» Problem to solve: List all lines of the data that include the string "marker".

» Task material:
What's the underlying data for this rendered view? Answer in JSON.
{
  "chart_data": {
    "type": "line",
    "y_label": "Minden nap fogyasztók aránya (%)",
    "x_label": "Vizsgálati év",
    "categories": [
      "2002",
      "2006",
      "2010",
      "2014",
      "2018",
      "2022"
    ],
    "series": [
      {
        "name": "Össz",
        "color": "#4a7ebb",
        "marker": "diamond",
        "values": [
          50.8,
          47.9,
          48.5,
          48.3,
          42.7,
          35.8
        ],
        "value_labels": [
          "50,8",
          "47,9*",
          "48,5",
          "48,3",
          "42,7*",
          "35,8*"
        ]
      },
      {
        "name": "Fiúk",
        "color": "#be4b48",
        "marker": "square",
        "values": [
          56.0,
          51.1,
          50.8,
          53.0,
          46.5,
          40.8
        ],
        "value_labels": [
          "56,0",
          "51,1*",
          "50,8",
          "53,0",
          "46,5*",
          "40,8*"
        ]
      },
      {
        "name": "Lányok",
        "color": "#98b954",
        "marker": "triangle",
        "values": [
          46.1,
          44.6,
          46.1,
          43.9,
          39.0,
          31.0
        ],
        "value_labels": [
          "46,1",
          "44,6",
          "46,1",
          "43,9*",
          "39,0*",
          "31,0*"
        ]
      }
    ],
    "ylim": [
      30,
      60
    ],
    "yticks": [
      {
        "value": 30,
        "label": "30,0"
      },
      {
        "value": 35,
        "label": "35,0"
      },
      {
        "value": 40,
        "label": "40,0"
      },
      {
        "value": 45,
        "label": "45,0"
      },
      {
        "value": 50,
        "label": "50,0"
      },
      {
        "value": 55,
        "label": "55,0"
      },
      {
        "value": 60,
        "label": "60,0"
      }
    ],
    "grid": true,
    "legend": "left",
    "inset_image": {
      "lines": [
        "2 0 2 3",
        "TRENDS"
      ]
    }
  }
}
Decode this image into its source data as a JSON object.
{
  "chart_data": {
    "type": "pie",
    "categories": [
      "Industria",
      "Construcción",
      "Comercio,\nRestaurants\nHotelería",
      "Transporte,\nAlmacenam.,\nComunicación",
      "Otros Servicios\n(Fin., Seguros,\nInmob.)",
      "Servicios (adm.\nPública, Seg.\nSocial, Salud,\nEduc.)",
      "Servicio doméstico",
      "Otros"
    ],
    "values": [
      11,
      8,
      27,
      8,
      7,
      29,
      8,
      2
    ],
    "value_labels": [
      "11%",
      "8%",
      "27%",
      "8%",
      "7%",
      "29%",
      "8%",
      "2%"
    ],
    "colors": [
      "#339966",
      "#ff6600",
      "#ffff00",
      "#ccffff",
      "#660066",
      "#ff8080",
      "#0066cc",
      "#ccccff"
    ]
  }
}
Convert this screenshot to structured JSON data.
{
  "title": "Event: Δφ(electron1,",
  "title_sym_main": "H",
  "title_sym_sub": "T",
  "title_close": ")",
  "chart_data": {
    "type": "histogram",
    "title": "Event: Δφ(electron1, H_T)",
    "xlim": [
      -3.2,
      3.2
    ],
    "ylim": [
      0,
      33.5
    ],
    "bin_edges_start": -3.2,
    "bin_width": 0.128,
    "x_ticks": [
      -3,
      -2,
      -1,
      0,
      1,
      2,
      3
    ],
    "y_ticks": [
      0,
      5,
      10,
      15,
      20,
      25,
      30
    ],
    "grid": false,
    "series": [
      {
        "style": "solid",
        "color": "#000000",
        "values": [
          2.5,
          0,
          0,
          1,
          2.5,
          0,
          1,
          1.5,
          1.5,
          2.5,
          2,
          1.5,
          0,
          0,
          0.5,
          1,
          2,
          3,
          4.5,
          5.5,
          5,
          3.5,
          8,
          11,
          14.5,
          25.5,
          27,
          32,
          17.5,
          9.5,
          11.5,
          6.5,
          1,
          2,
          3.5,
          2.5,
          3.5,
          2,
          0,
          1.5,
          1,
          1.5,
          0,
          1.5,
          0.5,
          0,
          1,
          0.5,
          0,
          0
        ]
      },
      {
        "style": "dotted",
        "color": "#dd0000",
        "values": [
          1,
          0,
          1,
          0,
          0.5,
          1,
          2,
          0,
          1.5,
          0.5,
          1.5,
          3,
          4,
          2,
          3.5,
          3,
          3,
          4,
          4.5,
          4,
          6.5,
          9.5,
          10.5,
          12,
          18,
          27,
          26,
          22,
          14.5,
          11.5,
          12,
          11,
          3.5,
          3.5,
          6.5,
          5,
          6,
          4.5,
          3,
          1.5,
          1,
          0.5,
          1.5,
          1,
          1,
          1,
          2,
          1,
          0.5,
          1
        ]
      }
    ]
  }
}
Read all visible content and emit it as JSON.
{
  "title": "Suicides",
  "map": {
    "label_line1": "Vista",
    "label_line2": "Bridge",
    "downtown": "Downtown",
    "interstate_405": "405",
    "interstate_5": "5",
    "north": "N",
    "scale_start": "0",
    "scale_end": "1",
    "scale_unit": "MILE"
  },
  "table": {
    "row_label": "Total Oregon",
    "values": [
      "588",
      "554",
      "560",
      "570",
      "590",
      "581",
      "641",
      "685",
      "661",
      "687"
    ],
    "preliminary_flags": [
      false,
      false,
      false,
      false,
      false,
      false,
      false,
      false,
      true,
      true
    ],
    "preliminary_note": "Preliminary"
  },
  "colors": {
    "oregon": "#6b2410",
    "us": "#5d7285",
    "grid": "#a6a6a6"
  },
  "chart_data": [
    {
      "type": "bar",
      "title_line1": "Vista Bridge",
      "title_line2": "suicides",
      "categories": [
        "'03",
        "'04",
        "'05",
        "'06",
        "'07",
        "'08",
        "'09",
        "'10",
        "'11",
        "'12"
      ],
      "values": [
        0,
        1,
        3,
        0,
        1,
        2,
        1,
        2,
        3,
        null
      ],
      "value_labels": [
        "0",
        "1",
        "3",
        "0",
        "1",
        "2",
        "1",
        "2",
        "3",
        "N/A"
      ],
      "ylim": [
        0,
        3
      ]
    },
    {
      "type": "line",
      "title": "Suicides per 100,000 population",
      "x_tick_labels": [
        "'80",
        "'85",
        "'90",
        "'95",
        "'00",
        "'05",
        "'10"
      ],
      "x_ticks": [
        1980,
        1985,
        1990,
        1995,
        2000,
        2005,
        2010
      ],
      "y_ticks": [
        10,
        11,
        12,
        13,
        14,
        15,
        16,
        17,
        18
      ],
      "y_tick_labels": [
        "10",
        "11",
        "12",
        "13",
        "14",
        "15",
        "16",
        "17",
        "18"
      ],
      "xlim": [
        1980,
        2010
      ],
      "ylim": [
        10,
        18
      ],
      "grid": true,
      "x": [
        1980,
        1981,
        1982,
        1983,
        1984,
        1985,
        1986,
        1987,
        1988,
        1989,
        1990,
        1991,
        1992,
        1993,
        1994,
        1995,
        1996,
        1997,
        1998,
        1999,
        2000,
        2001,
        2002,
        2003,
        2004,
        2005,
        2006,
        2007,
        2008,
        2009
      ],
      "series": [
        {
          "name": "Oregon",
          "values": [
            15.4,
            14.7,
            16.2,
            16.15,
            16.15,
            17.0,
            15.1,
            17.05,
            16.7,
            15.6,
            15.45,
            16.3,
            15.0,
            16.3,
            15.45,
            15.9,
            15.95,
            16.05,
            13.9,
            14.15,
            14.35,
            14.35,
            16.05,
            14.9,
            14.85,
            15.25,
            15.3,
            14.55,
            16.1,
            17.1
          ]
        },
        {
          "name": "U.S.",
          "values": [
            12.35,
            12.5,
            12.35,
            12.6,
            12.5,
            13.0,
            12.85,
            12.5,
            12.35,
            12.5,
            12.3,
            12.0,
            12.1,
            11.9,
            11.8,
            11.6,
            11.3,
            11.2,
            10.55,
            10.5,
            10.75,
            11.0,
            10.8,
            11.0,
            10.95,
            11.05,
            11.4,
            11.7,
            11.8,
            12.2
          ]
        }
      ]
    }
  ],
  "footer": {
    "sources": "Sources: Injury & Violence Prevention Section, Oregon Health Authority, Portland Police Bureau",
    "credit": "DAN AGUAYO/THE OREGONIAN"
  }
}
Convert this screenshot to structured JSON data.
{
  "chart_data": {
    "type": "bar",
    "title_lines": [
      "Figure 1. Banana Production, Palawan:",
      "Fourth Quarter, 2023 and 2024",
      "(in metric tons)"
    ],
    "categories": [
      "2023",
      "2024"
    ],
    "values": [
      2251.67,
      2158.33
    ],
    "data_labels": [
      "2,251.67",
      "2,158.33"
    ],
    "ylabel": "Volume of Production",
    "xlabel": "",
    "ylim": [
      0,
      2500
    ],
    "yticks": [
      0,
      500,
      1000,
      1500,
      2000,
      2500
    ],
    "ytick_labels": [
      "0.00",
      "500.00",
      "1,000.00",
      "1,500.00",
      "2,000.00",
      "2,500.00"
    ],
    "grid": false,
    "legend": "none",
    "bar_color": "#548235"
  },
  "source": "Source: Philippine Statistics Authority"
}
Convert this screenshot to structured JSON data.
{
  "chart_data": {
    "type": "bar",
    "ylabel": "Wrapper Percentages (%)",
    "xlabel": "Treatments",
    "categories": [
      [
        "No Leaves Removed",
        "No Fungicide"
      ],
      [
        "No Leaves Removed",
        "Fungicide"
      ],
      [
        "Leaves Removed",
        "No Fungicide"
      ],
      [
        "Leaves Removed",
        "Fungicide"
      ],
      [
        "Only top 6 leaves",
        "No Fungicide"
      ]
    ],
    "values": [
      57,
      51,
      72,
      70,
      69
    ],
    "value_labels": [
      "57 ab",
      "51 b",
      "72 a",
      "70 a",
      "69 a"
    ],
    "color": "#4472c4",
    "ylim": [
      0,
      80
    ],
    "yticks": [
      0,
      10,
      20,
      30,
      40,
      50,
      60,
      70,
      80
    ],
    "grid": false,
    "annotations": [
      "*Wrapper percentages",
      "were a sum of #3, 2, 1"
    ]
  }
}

» Task result:
        "marker": "diamond",
        "marker": "square",
        "marker": "triangle",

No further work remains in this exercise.